Exercise goal: Your copy of the entries must be exact, and it must not include the pictures.

=== Records supplied ===

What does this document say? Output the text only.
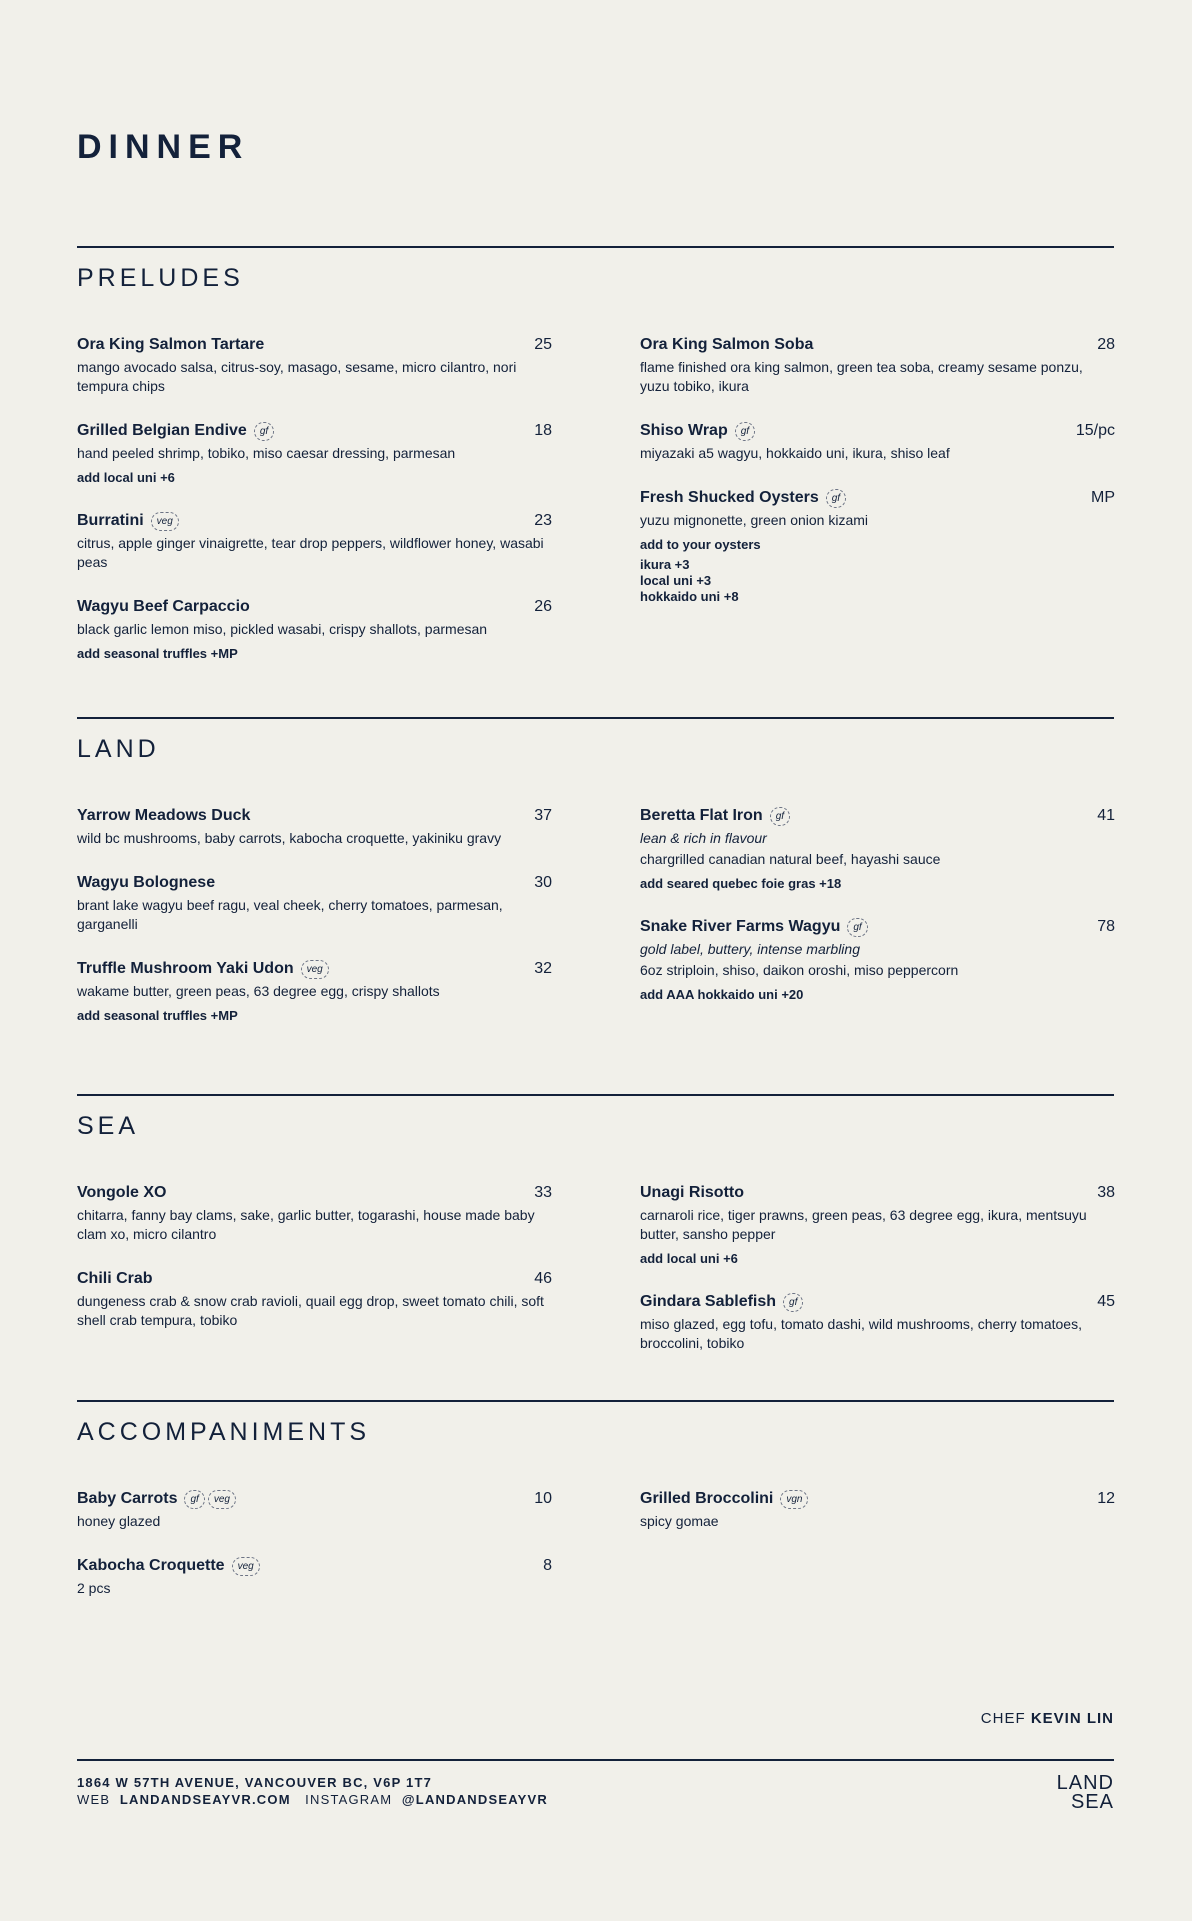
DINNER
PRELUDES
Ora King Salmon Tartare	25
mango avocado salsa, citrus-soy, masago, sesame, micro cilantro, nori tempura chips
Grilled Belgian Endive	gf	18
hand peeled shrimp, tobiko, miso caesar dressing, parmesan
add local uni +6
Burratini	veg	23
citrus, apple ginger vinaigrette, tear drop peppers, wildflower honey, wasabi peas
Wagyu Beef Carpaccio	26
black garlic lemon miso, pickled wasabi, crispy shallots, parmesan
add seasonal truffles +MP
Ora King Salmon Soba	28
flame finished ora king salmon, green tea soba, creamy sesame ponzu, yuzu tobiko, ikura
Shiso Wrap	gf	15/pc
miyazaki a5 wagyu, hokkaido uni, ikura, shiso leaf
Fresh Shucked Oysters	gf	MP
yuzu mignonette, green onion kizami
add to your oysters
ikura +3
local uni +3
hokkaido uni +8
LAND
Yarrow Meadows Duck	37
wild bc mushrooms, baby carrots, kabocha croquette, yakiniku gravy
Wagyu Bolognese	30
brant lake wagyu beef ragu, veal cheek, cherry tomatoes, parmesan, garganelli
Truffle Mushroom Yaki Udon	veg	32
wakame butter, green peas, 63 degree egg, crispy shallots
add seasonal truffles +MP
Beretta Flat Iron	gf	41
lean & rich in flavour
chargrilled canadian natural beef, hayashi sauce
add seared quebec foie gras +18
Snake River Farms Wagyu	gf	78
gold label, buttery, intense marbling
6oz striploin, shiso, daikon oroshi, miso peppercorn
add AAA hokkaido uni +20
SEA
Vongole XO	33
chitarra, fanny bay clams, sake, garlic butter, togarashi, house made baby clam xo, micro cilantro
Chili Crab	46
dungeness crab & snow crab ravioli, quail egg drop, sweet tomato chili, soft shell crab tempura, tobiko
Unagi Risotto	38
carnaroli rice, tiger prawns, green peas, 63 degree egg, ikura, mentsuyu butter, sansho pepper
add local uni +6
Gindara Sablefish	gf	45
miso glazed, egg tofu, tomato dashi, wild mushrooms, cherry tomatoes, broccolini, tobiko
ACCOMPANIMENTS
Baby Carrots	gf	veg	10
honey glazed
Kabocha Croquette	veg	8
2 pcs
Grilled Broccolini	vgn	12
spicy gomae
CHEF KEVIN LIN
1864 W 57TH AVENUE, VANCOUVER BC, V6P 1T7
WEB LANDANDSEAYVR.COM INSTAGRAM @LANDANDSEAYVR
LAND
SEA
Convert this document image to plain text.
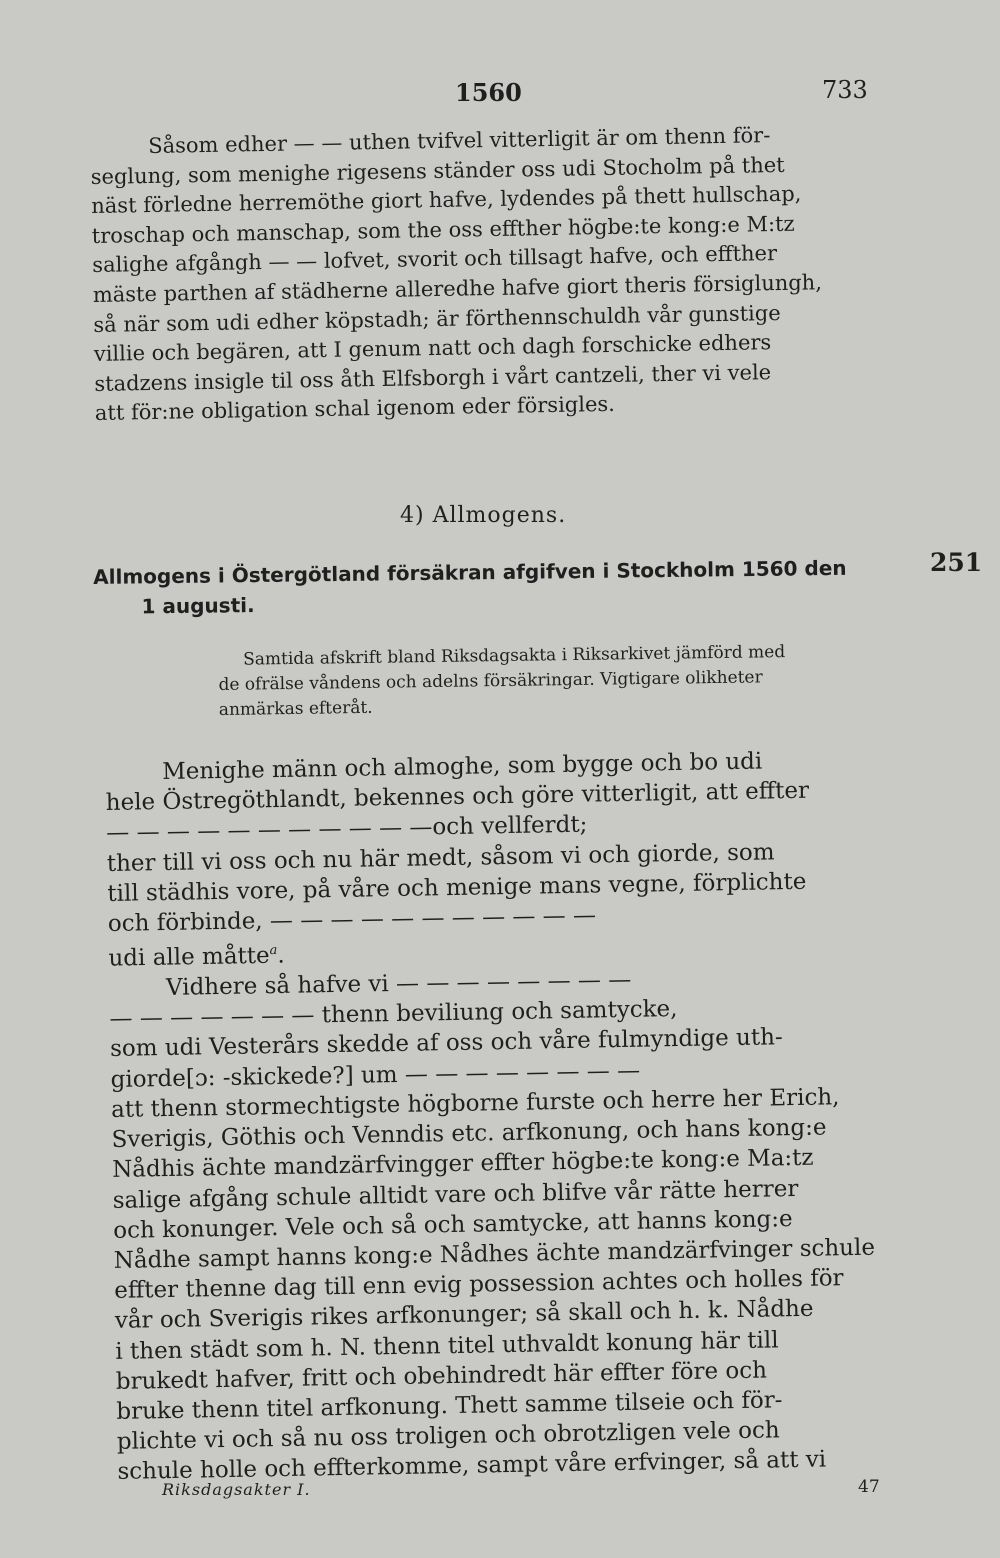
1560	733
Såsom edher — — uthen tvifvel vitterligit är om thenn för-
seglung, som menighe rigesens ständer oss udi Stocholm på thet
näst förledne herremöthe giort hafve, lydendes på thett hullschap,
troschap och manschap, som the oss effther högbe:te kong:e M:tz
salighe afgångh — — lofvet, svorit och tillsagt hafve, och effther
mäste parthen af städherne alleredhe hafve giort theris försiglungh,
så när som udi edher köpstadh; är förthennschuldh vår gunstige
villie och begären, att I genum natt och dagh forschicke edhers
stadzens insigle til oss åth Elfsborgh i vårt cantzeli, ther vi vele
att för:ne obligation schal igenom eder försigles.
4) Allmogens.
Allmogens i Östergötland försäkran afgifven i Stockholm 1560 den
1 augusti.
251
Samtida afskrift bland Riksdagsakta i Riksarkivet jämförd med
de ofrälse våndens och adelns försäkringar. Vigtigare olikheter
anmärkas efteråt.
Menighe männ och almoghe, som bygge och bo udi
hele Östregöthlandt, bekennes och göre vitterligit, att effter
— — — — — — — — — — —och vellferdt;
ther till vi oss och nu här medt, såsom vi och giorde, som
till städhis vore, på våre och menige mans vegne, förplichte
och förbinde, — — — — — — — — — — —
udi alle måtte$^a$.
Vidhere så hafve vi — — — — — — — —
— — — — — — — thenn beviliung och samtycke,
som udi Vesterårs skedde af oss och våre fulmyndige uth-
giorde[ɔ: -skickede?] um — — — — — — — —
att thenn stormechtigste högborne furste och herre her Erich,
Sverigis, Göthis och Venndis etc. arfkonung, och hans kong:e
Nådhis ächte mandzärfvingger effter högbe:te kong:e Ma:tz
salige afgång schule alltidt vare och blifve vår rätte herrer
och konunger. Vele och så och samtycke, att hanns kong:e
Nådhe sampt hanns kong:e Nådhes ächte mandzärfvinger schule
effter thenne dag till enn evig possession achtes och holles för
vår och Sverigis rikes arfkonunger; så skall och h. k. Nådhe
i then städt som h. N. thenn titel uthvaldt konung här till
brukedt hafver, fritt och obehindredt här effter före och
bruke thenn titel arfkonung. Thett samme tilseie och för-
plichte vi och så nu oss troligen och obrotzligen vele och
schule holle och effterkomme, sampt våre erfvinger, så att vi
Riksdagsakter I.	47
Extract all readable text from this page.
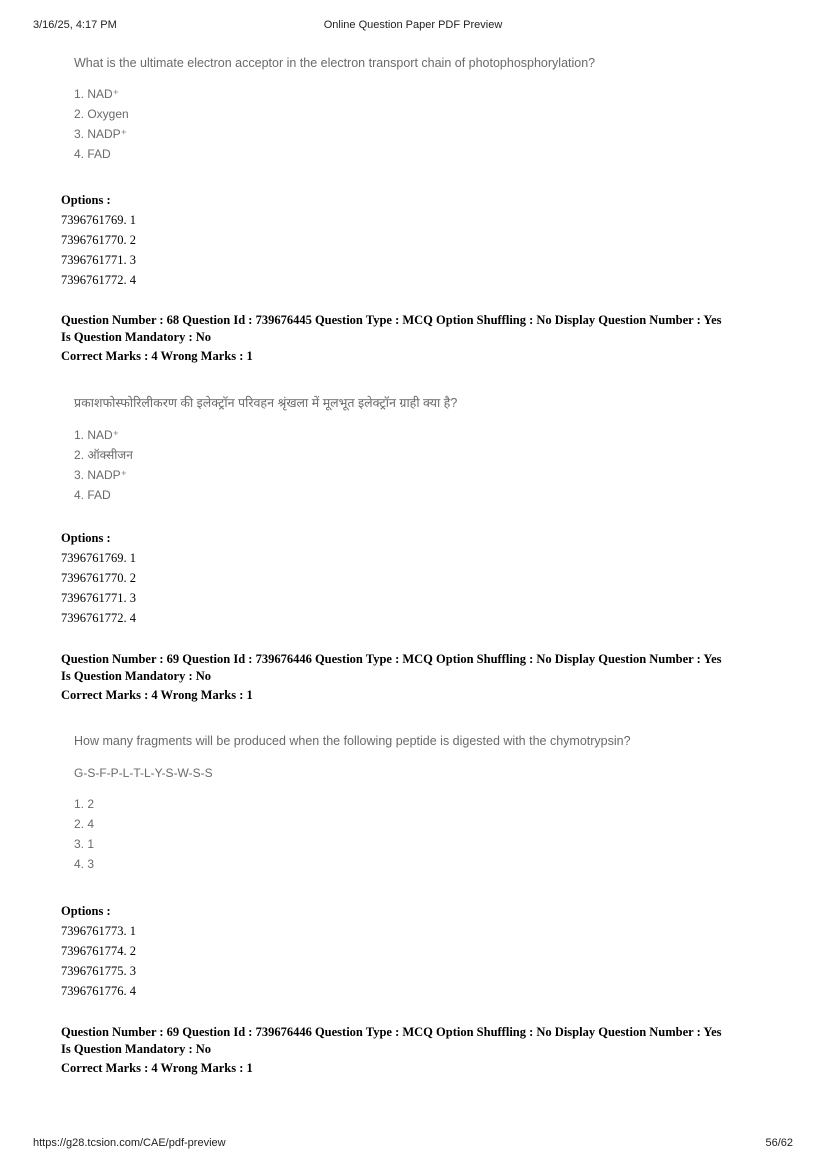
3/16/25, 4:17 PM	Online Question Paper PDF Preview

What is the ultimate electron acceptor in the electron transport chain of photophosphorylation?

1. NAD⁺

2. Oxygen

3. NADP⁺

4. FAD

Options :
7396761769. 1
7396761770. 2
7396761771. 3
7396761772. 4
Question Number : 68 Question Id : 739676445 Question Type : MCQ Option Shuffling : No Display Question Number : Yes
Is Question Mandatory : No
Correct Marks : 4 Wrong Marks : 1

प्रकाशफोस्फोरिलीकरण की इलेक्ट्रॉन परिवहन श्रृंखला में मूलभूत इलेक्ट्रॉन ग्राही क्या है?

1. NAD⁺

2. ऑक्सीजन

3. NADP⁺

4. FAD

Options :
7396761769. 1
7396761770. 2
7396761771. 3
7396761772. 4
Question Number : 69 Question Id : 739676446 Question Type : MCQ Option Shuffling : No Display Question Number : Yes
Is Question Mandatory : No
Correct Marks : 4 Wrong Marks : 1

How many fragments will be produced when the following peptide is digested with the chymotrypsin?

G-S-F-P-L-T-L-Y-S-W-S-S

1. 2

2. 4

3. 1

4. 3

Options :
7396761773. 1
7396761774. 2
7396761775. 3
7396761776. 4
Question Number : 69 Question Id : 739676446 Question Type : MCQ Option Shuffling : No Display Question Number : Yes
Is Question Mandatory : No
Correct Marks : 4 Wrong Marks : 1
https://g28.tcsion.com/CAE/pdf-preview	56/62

===

Solved exercise:
What does this document say? Output the text only.
DINNER
PRELUDES
Ora King Salmon Tartare	25
mango avocado salsa, citrus-soy, masago, sesame, micro cilantro, nori tempura chips
Grilled Belgian Endive	gf	18
hand peeled shrimp, tobiko, miso caesar dressing, parmesan
add local uni +6
Burratini	veg	23
citrus, apple ginger vinaigrette, tear drop peppers, wildflower honey, wasabi peas
Wagyu Beef Carpaccio	26
black garlic lemon miso, pickled wasabi, crispy shallots, parmesan
add seasonal truffles +MP
Ora King Salmon Soba	28
flame finished ora king salmon, green tea soba, creamy sesame ponzu, yuzu tobiko, ikura
Shiso Wrap	gf	15/pc
miyazaki a5 wagyu, hokkaido uni, ikura, shiso leaf
Fresh Shucked Oysters	gf	MP
yuzu mignonette, green onion kizami
add to your oysters
ikura +3
local uni +3
hokkaido uni +8
LAND
Yarrow Meadows Duck	37
wild bc mushrooms, baby carrots, kabocha croquette, yakiniku gravy
Wagyu Bolognese	30
brant lake wagyu beef ragu, veal cheek, cherry tomatoes, parmesan, garganelli
Truffle Mushroom Yaki Udon	veg	32
wakame butter, green peas, 63 degree egg, crispy shallots
add seasonal truffles +MP
Beretta Flat Iron	gf	41
lean & rich in flavour
chargrilled canadian natural beef, hayashi sauce
add seared quebec foie gras +18
Snake River Farms Wagyu	gf	78
gold label, buttery, intense marbling
6oz striploin, shiso, daikon oroshi, miso peppercorn
add AAA hokkaido uni +20
SEA
Vongole XO	33
chitarra, fanny bay clams, sake, garlic butter, togarashi, house made baby clam xo, micro cilantro
Chili Crab	46
dungeness crab & snow crab ravioli, quail egg drop, sweet tomato chili, soft shell crab tempura, tobiko
Unagi Risotto	38
carnaroli rice, tiger prawns, green peas, 63 degree egg, ikura, mentsuyu butter, sansho pepper
add local uni +6
Gindara Sablefish	gf	45
miso glazed, egg tofu, tomato dashi, wild mushrooms, cherry tomatoes, broccolini, tobiko
ACCOMPANIMENTS
Baby Carrots	gf	veg	10
honey glazed
Kabocha Croquette	veg	8
2 pcs
Grilled Broccolini	vgn	12
spicy gomae
CHEF KEVIN LIN
1864 W 57TH AVENUE, VANCOUVER BC, V6P 1T7
WEB LANDANDSEAYVR.COM INSTAGRAM @LANDANDSEAYVR
LAND
SEA
Convert this document image to plain text.
1560	733
Såsom edher — — uthen tvifvel vitterligit är om thenn för-
seglung, som menighe rigesens ständer oss udi Stocholm på thet
näst förledne herremöthe giort hafve, lydendes på thett hullschap,
troschap och manschap, som the oss effther högbe:te kong:e M:tz
salighe afgångh — — lofvet, svorit och tillsagt hafve, och effther
mäste parthen af städherne alleredhe hafve giort theris försiglungh,
så när som udi edher köpstadh; är förthennschuldh vår gunstige
villie och begären, att I genum natt och dagh forschicke edhers
stadzens insigle til oss åth Elfsborgh i vårt cantzeli, ther vi vele
att för:ne obligation schal igenom eder försigles.
4) Allmogens.
Allmogens i Östergötland försäkran afgifven i Stockholm 1560 den
1 augusti.
251
Samtida afskrift bland Riksdagsakta i Riksarkivet jämförd med
de ofrälse våndens och adelns försäkringar. Vigtigare olikheter
anmärkas efteråt.
Menighe männ och almoghe, som bygge och bo udi
hele Östregöthlandt, bekennes och göre vitterligit, att effter
— — — — — — — — — — —och vellferdt;
ther till vi oss och nu här medt, såsom vi och giorde, som
till städhis vore, på våre och menige mans vegne, förplichte
och förbinde, — — — — — — — — — — —
udi alle måtte$^a$.
Vidhere så hafve vi — — — — — — — —
— — — — — — — thenn beviliung och samtycke,
som udi Vesterårs skedde af oss och våre fulmyndige uth-
giorde[ɔ: -skickede?] um — — — — — — — —
att thenn stormechtigste högborne furste och herre her Erich,
Sverigis, Göthis och Venndis etc. arfkonung, och hans kong:e
Nådhis ächte mandzärfvingger effter högbe:te kong:e Ma:tz
salige afgång schule alltidt vare och blifve vår rätte herrer
och konunger. Vele och så och samtycke, att hanns kong:e
Nådhe sampt hanns kong:e Nådhes ächte mandzärfvinger schule
effter thenne dag till enn evig possession achtes och holles för
vår och Sverigis rikes arfkonunger; så skall och h. k. Nådhe
i then städt som h. N. thenn titel uthvaldt konung här till
brukedt hafver, fritt och obehindredt här effter före och
bruke thenn titel arfkonung. Thett samme tilseie och för-
plichte vi och så nu oss troligen och obrotzligen vele och
schule holle och effterkomme, sampt våre erfvinger, så att vi
Riksdagsakter I.	47
Extract all readable text from this page.
3/16/25, 4:17 PM	Online Question Paper PDF Preview

What is the ultimate electron acceptor in the electron transport chain of photophosphorylation?

1. NAD⁺

2. Oxygen

3. NADP⁺

4. FAD

Options :
7396761769. 1
7396761770. 2
7396761771. 3
7396761772. 4
Question Number : 68 Question Id : 739676445 Question Type : MCQ Option Shuffling : No Display Question Number : Yes
Is Question Mandatory : No
Correct Marks : 4 Wrong Marks : 1

प्रकाशफोस्फोरिलीकरण की इलेक्ट्रॉन परिवहन श्रृंखला में मूलभूत इलेक्ट्रॉन ग्राही क्या है?

1. NAD⁺

2. ऑक्सीजन

3. NADP⁺

4. FAD

Options :
7396761769. 1
7396761770. 2
7396761771. 3
7396761772. 4
Question Number : 69 Question Id : 739676446 Question Type : MCQ Option Shuffling : No Display Question Number : Yes
Is Question Mandatory : No
Correct Marks : 4 Wrong Marks : 1

How many fragments will be produced when the following peptide is digested with the chymotrypsin?

G-S-F-P-L-T-L-Y-S-W-S-S

1. 2

2. 4

3. 1

4. 3

Options :
7396761773. 1
7396761774. 2
7396761775. 3
7396761776. 4
Question Number : 69 Question Id : 739676446 Question Type : MCQ Option Shuffling : No Display Question Number : Yes
Is Question Mandatory : No
Correct Marks : 4 Wrong Marks : 1
https://g28.tcsion.com/CAE/pdf-preview	56/62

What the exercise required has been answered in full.